How many lines in these records hold the string "комплекс"? Reply with the number alone.

═════ THE INPUT ═════

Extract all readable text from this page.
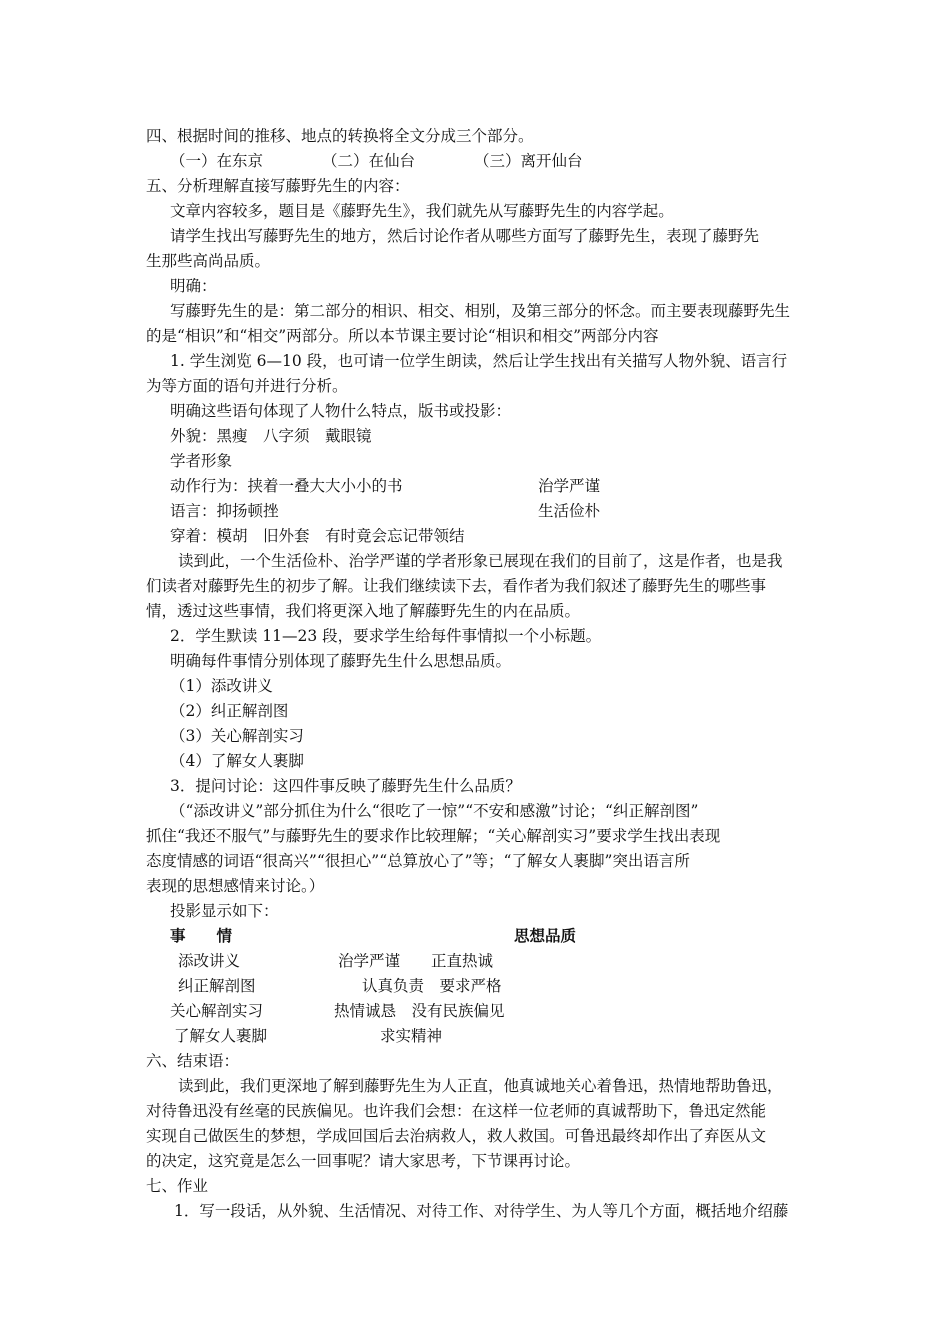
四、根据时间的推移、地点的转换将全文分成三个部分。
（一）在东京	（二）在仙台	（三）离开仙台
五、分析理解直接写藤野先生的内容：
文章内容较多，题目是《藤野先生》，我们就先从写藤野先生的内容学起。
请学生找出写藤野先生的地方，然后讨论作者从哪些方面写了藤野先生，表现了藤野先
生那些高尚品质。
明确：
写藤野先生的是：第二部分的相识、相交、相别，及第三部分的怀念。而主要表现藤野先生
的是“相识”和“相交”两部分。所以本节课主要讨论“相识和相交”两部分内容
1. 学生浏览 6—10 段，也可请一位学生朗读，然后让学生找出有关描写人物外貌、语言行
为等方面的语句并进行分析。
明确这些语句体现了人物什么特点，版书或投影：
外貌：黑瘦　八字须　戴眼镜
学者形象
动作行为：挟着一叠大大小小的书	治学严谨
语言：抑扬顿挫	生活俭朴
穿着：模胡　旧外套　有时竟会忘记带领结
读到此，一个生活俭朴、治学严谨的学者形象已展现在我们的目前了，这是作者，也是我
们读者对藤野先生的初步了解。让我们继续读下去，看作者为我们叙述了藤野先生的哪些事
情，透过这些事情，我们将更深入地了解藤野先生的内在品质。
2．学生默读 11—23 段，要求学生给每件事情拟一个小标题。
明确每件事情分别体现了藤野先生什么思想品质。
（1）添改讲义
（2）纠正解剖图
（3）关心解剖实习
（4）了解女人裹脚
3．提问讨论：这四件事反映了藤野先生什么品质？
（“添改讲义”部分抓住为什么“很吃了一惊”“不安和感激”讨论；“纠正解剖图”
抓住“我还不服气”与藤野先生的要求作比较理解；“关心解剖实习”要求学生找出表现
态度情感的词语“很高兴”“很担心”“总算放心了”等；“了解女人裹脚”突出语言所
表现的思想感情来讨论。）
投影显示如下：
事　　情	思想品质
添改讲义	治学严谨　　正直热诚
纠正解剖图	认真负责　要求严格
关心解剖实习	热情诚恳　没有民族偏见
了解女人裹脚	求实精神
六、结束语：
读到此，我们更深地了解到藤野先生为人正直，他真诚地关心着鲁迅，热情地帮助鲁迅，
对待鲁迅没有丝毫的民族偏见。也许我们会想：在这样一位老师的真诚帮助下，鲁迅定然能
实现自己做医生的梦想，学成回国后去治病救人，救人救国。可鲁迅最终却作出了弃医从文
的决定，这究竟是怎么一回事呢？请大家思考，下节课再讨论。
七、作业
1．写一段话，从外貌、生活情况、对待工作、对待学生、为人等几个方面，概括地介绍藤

═════
═════ THE INPUT ═════

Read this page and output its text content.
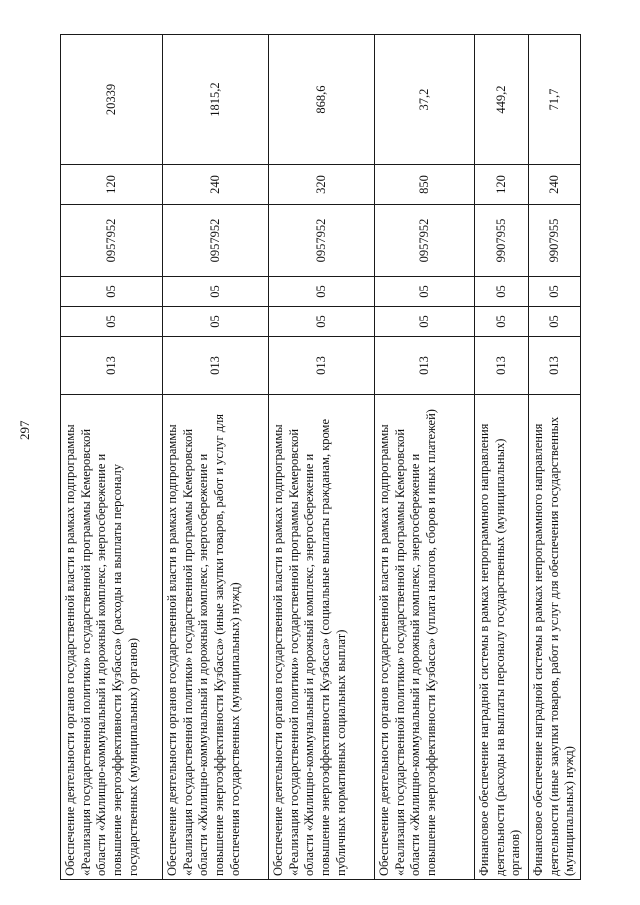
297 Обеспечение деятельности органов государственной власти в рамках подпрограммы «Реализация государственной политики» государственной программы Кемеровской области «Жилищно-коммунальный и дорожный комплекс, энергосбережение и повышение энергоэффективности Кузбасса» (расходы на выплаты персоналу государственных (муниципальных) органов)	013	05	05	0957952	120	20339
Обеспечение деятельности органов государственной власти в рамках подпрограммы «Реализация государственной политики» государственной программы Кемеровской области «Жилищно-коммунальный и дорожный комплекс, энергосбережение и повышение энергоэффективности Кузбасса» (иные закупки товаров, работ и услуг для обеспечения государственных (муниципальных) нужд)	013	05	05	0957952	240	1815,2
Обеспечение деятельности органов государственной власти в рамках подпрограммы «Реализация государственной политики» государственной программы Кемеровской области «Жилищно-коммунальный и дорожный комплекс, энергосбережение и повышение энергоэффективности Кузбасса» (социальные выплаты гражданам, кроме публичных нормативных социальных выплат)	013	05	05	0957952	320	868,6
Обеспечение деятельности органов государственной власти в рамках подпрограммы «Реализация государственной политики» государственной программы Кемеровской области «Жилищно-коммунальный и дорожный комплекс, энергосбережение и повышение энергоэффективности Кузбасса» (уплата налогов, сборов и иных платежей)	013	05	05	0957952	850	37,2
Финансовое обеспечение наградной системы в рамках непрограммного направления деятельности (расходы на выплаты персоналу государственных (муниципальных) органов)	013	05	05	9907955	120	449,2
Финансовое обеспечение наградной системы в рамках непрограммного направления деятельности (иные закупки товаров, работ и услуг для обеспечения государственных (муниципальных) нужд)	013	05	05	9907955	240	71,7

═════
═════ THE INPUT ═════

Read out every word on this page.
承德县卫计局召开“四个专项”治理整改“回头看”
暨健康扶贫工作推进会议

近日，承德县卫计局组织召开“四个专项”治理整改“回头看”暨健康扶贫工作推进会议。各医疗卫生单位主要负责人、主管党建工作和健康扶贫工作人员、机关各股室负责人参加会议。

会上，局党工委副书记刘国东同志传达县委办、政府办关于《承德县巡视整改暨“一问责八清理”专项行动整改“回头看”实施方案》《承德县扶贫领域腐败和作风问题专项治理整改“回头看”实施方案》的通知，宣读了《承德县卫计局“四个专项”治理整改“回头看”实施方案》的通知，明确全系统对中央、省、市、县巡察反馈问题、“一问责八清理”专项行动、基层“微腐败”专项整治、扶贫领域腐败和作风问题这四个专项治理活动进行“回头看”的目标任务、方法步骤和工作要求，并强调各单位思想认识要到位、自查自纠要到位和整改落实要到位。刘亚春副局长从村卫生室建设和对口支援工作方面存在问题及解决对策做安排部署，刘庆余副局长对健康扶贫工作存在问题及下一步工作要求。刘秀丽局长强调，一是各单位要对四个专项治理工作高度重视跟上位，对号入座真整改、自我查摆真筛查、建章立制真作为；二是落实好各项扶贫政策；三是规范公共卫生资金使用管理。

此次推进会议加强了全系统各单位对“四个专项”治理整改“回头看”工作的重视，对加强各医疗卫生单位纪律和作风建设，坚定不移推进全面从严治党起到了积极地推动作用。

═════

SOLUTION FOR THIS EXERCISE:
4